- _WHAT YOU SHOULD DO_:
Transcribe the listing word for word.

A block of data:
== == ==
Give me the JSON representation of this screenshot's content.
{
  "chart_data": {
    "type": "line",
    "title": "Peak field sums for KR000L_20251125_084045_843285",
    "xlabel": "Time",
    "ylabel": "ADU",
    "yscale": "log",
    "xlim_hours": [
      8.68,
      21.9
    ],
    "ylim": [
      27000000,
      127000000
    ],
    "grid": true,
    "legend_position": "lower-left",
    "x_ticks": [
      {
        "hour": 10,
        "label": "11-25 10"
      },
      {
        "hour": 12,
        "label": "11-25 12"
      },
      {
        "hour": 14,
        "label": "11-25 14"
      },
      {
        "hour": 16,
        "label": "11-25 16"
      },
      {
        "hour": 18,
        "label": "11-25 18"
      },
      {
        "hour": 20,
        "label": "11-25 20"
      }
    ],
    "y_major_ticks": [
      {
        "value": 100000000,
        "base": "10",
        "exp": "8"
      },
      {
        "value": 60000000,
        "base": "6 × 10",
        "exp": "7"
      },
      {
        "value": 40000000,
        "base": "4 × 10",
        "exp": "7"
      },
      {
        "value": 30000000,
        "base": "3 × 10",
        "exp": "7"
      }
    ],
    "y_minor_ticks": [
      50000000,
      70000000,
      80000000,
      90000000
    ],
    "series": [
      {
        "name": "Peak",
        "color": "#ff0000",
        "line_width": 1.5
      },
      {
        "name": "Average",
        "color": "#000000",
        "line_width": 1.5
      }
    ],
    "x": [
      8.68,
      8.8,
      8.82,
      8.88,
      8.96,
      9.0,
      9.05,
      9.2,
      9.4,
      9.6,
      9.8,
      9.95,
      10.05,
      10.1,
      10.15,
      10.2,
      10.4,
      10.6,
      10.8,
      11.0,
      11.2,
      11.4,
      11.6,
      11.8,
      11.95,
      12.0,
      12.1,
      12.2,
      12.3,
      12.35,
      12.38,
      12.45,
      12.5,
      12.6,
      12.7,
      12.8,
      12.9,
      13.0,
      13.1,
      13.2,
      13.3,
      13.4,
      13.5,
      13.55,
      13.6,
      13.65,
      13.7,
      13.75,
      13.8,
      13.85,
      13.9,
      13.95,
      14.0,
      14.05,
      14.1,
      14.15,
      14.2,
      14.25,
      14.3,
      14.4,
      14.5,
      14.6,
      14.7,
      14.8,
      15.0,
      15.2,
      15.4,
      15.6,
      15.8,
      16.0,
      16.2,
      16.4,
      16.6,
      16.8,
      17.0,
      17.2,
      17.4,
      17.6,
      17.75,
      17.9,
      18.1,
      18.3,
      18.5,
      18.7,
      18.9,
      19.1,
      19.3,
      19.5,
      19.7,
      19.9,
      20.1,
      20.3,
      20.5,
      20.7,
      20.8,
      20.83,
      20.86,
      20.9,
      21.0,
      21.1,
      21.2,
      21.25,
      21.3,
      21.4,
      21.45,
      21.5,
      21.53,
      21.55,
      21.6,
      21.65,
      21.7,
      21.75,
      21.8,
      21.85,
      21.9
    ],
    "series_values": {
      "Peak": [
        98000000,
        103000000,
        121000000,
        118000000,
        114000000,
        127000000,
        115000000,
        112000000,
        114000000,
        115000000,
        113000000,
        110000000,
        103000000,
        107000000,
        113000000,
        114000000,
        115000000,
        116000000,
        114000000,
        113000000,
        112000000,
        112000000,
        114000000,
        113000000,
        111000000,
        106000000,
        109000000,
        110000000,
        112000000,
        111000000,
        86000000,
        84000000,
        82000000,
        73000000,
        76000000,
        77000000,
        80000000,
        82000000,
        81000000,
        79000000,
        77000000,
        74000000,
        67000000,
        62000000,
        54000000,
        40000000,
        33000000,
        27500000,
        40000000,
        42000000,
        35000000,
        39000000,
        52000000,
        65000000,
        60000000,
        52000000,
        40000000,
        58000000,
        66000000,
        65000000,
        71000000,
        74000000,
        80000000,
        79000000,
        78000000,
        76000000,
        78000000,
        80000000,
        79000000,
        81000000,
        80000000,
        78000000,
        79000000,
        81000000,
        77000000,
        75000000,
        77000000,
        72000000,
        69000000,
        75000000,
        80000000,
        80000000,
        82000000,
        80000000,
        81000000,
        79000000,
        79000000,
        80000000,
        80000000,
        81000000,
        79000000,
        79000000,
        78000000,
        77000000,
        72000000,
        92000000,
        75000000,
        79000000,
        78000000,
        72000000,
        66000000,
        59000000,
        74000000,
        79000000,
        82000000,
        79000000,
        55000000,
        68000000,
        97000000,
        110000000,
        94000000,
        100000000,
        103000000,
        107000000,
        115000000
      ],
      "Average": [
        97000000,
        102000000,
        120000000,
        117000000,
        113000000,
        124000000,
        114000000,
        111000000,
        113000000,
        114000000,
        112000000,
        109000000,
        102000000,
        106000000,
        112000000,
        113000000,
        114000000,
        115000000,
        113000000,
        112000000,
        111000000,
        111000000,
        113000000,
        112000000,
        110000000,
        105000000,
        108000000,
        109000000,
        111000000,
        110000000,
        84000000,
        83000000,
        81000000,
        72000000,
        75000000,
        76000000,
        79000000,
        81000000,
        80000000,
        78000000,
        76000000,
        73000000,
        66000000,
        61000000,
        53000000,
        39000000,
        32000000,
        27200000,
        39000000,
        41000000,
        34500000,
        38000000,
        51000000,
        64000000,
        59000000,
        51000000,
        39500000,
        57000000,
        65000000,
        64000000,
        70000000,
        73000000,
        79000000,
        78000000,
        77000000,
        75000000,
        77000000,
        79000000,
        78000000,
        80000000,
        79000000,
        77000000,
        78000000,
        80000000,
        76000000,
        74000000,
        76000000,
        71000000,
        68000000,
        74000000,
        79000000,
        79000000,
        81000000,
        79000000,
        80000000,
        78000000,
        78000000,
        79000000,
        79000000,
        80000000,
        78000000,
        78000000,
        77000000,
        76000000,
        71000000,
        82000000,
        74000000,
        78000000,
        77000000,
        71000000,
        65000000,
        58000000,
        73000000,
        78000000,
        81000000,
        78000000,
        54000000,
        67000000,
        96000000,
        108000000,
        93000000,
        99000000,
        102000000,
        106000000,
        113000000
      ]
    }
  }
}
== == ==
- _TASK RESULT_:
Give me the JSON representation of this screenshot's content.
{
  "chart_data": {
    "type": "line",
    "title": "Peak field sums for KR000L_20251125_084045_843285",
    "xlabel": "Time",
    "ylabel": "ADU",
    "yscale": "log",
    "xlim_hours": [
      8.68,
      21.9
    ],
    "ylim": [
      27000000,
      127000000
    ],
    "grid": true,
    "legend_position": "lower-left",
    "x_ticks": [
      {
        "hour": 10,
        "label": "11-25 10"
      },
      {
        "hour": 12,
        "label": "11-25 12"
      },
      {
        "hour": 14,
        "label": "11-25 14"
      },
      {
        "hour": 16,
        "label": "11-25 16"
      },
      {
        "hour": 18,
        "label": "11-25 18"
      },
      {
        "hour": 20,
        "label": "11-25 20"
      }
    ],
    "y_major_ticks": [
      {
        "value": 100000000,
        "base": "10",
        "exp": "8"
      },
      {
        "value": 60000000,
        "base": "6 × 10",
        "exp": "7"
      },
      {
        "value": 40000000,
        "base": "4 × 10",
        "exp": "7"
      },
      {
        "value": 30000000,
        "base": "3 × 10",
        "exp": "7"
      }
    ],
    "y_minor_ticks": [
      50000000,
      70000000,
      80000000,
      90000000
    ],
    "series": [
      {
        "name": "Peak",
        "color": "#ff0000",
        "line_width": 1.5
      },
      {
        "name": "Average",
        "color": "#000000",
        "line_width": 1.5
      }
    ],
    "x": [
      8.68,
      8.8,
      8.82,
      8.88,
      8.96,
      9.0,
      9.05,
      9.2,
      9.4,
      9.6,
      9.8,
      9.95,
      10.05,
      10.1,
      10.15,
      10.2,
      10.4,
      10.6,
      10.8,
      11.0,
      11.2,
      11.4,
      11.6,
      11.8,
      11.95,
      12.0,
      12.1,
      12.2,
      12.3,
      12.35,
      12.38,
      12.45,
      12.5,
      12.6,
      12.7,
      12.8,
      12.9,
      13.0,
      13.1,
      13.2,
      13.3,
      13.4,
      13.5,
      13.55,
      13.6,
      13.65,
      13.7,
      13.75,
      13.8,
      13.85,
      13.9,
      13.95,
      14.0,
      14.05,
      14.1,
      14.15,
      14.2,
      14.25,
      14.3,
      14.4,
      14.5,
      14.6,
      14.7,
      14.8,
      15.0,
      15.2,
      15.4,
      15.6,
      15.8,
      16.0,
      16.2,
      16.4,
      16.6,
      16.8,
      17.0,
      17.2,
      17.4,
      17.6,
      17.75,
      17.9,
      18.1,
      18.3,
      18.5,
      18.7,
      18.9,
      19.1,
      19.3,
      19.5,
      19.7,
      19.9,
      20.1,
      20.3,
      20.5,
      20.7,
      20.8,
      20.83,
      20.86,
      20.9,
      21.0,
      21.1,
      21.2,
      21.25,
      21.3,
      21.4,
      21.45,
      21.5,
      21.53,
      21.55,
      21.6,
      21.65,
      21.7,
      21.75,
      21.8,
      21.85,
      21.9
    ],
    "series_values": {
      "Peak": [
        98000000,
        103000000,
        121000000,
        118000000,
        114000000,
        127000000,
        115000000,
        112000000,
        114000000,
        115000000,
        113000000,
        110000000,
        103000000,
        107000000,
        113000000,
        114000000,
        115000000,
        116000000,
        114000000,
        113000000,
        112000000,
        112000000,
        114000000,
        113000000,
        111000000,
        106000000,
        109000000,
        110000000,
        112000000,
        111000000,
        86000000,
        84000000,
        82000000,
        73000000,
        76000000,
        77000000,
        80000000,
        82000000,
        81000000,
        79000000,
        77000000,
        74000000,
        67000000,
        62000000,
        54000000,
        40000000,
        33000000,
        27500000,
        40000000,
        42000000,
        35000000,
        39000000,
        52000000,
        65000000,
        60000000,
        52000000,
        40000000,
        58000000,
        66000000,
        65000000,
        71000000,
        74000000,
        80000000,
        79000000,
        78000000,
        76000000,
        78000000,
        80000000,
        79000000,
        81000000,
        80000000,
        78000000,
        79000000,
        81000000,
        77000000,
        75000000,
        77000000,
        72000000,
        69000000,
        75000000,
        80000000,
        80000000,
        82000000,
        80000000,
        81000000,
        79000000,
        79000000,
        80000000,
        80000000,
        81000000,
        79000000,
        79000000,
        78000000,
        77000000,
        72000000,
        92000000,
        75000000,
        79000000,
        78000000,
        72000000,
        66000000,
        59000000,
        74000000,
        79000000,
        82000000,
        79000000,
        55000000,
        68000000,
        97000000,
        110000000,
        94000000,
        100000000,
        103000000,
        107000000,
        115000000
      ],
      "Average": [
        97000000,
        102000000,
        120000000,
        117000000,
        113000000,
        124000000,
        114000000,
        111000000,
        113000000,
        114000000,
        112000000,
        109000000,
        102000000,
        106000000,
        112000000,
        113000000,
        114000000,
        115000000,
        113000000,
        112000000,
        111000000,
        111000000,
        113000000,
        112000000,
        110000000,
        105000000,
        108000000,
        109000000,
        111000000,
        110000000,
        84000000,
        83000000,
        81000000,
        72000000,
        75000000,
        76000000,
        79000000,
        81000000,
        80000000,
        78000000,
        76000000,
        73000000,
        66000000,
        61000000,
        53000000,
        39000000,
        32000000,
        27200000,
        39000000,
        41000000,
        34500000,
        38000000,
        51000000,
        64000000,
        59000000,
        51000000,
        39500000,
        57000000,
        65000000,
        64000000,
        70000000,
        73000000,
        79000000,
        78000000,
        77000000,
        75000000,
        77000000,
        79000000,
        78000000,
        80000000,
        79000000,
        77000000,
        78000000,
        80000000,
        76000000,
        74000000,
        76000000,
        71000000,
        68000000,
        74000000,
        79000000,
        79000000,
        81000000,
        79000000,
        80000000,
        78000000,
        78000000,
        79000000,
        79000000,
        80000000,
        78000000,
        78000000,
        77000000,
        76000000,
        71000000,
        82000000,
        74000000,
        78000000,
        77000000,
        71000000,
        65000000,
        58000000,
        73000000,
        78000000,
        81000000,
        78000000,
        54000000,
        67000000,
        96000000,
        108000000,
        93000000,
        99000000,
        102000000,
        106000000,
        113000000
      ]
    }
  }
}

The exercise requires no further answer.